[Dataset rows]
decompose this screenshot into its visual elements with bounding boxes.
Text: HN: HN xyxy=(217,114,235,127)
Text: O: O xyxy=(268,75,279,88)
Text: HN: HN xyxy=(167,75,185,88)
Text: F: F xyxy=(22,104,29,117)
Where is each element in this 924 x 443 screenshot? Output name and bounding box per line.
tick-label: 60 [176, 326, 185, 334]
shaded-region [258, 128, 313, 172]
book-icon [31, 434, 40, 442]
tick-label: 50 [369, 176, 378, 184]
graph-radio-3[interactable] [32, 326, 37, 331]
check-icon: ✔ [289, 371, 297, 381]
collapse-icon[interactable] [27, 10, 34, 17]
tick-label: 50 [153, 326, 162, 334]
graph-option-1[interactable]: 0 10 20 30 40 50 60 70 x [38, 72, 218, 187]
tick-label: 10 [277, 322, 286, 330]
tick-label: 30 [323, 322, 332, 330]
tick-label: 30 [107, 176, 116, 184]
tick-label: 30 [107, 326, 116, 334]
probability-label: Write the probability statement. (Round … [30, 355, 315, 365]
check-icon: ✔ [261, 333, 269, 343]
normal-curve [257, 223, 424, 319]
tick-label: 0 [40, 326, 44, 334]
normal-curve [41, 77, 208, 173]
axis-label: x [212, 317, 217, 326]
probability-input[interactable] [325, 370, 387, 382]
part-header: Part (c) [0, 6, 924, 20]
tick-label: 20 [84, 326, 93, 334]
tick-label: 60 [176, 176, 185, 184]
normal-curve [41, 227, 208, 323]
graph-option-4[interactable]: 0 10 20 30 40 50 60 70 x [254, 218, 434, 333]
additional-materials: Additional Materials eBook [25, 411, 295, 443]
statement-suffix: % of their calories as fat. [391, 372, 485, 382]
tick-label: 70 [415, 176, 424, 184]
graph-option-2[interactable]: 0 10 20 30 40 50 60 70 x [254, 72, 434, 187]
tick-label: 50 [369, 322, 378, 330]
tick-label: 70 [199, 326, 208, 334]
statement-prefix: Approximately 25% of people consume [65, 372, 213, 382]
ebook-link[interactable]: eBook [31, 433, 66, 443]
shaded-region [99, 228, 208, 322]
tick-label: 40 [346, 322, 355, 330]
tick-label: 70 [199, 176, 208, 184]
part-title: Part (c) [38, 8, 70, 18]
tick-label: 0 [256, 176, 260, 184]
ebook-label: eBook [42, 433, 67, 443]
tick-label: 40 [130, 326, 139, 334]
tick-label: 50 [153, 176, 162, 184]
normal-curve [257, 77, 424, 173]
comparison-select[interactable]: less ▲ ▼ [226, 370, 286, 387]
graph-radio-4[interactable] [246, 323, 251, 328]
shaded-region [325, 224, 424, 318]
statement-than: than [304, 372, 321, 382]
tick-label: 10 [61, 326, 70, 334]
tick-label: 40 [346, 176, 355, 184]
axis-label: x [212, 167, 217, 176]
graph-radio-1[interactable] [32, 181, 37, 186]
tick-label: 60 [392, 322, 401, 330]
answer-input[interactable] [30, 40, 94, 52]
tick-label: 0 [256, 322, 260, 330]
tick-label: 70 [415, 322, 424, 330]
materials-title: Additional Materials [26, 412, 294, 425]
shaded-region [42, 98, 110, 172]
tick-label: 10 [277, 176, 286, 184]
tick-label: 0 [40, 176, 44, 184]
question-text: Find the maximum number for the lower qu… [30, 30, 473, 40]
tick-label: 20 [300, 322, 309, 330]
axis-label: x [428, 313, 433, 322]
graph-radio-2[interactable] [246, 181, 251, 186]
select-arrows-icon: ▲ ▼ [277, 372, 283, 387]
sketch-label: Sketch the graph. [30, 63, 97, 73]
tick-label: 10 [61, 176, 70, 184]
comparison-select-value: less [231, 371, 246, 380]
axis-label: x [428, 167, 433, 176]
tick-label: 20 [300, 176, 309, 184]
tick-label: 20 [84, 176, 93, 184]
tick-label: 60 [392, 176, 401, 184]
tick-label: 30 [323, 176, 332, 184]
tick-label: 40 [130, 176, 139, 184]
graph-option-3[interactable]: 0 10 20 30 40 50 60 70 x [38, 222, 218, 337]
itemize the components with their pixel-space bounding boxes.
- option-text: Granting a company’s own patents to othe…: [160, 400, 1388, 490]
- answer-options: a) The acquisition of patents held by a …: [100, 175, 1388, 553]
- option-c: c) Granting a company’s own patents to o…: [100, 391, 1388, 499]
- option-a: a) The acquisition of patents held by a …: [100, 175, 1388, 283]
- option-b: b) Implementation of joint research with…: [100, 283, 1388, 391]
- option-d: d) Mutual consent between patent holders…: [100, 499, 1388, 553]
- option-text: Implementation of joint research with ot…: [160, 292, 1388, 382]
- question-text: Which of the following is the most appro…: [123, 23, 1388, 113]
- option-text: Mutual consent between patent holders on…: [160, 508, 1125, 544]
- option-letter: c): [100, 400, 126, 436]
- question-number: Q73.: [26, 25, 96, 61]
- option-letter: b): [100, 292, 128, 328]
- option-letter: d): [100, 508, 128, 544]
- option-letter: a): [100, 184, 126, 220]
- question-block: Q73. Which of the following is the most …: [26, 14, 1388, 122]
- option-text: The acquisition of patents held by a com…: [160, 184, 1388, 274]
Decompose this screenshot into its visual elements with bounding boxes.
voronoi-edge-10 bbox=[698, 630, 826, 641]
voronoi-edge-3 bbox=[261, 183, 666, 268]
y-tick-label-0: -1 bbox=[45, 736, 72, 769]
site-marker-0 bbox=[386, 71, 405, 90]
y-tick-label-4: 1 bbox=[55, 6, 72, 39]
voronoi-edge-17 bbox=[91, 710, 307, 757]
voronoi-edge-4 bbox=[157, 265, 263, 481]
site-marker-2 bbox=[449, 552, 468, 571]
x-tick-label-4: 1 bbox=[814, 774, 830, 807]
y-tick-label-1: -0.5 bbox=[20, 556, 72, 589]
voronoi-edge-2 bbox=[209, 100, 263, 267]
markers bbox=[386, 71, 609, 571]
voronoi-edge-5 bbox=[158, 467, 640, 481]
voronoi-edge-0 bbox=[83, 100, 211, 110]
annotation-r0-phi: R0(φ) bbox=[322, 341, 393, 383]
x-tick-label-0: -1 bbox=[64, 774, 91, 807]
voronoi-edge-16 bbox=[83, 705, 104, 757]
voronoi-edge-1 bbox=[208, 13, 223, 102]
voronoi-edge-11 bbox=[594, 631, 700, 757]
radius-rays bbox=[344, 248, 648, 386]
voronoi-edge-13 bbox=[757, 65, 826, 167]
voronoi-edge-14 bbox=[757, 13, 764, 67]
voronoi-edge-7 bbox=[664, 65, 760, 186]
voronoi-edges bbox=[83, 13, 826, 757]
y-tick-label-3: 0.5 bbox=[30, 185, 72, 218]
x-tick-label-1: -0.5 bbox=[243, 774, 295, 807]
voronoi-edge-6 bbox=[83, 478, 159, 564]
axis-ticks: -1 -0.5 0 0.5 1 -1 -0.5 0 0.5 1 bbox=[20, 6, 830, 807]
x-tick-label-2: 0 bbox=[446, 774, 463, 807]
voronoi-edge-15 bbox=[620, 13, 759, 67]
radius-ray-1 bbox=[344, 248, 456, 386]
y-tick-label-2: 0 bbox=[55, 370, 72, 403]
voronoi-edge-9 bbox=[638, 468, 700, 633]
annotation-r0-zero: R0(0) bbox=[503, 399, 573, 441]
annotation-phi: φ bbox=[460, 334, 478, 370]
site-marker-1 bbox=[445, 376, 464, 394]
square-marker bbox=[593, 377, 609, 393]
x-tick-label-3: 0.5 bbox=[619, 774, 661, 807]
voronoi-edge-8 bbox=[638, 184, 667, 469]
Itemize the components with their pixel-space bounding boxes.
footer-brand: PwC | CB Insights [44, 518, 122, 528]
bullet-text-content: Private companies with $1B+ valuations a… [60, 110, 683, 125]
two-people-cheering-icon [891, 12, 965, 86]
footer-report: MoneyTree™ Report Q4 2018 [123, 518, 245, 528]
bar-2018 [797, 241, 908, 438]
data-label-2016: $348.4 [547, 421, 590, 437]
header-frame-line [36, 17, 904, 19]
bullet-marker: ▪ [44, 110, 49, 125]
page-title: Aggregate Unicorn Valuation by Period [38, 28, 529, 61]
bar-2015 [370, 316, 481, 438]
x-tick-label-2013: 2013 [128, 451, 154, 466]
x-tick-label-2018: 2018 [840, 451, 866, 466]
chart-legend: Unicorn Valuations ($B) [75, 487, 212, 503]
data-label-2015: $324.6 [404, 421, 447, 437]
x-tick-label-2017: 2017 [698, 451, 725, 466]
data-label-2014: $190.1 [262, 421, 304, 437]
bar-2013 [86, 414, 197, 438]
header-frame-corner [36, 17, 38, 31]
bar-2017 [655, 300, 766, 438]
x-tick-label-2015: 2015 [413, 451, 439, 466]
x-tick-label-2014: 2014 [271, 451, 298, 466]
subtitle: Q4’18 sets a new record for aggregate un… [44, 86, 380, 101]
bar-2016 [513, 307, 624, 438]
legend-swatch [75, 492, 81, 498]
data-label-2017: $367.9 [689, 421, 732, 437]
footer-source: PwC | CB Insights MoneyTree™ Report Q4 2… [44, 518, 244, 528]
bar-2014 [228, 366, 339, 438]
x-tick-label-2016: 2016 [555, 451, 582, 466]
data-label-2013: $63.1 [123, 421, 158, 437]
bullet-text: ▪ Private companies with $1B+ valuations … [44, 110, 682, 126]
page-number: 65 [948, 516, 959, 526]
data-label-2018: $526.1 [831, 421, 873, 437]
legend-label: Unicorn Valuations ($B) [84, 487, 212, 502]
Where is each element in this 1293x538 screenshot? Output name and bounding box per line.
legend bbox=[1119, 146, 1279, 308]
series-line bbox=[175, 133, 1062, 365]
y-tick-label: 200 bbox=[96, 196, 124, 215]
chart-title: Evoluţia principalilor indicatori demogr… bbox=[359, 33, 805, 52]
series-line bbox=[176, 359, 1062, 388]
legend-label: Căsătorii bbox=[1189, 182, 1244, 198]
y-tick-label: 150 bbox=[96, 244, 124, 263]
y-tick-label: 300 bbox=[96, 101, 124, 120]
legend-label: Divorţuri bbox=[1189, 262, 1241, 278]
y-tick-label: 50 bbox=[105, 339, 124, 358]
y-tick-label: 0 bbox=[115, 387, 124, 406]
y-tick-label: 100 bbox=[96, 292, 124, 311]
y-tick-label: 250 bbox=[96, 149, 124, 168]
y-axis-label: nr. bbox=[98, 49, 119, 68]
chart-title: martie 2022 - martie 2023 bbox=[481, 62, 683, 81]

● Task requirements
Copy out, unchanged, the lines from the start of the records through the line containing "tick-label: 30 [107, 326, 116, 334]", with both the first line and that line included.

● Task output
decompose this screenshot into its visual elements with bounding boxes.
Text: HN: HN xyxy=(217,114,235,127)
Text: O: O xyxy=(268,75,279,88)
Text: HN: HN xyxy=(167,75,185,88)
Text: F: F xyxy=(22,104,29,117)
Where is each element in this 924 x 443 screenshot? Output name and bounding box per line.
tick-label: 60 [176, 326, 185, 334]
shaded-region [258, 128, 313, 172]
book-icon [31, 434, 40, 442]
tick-label: 50 [369, 176, 378, 184]
graph-radio-3[interactable] [32, 326, 37, 331]
check-icon: ✔ [289, 371, 297, 381]
collapse-icon[interactable] [27, 10, 34, 17]
tick-label: 50 [153, 326, 162, 334]
graph-option-1[interactable]: 0 10 20 30 40 50 60 70 x [38, 72, 218, 187]
tick-label: 10 [277, 322, 286, 330]
tick-label: 30 [323, 322, 332, 330]
tick-label: 30 [107, 176, 116, 184]
tick-label: 30 [107, 326, 116, 334]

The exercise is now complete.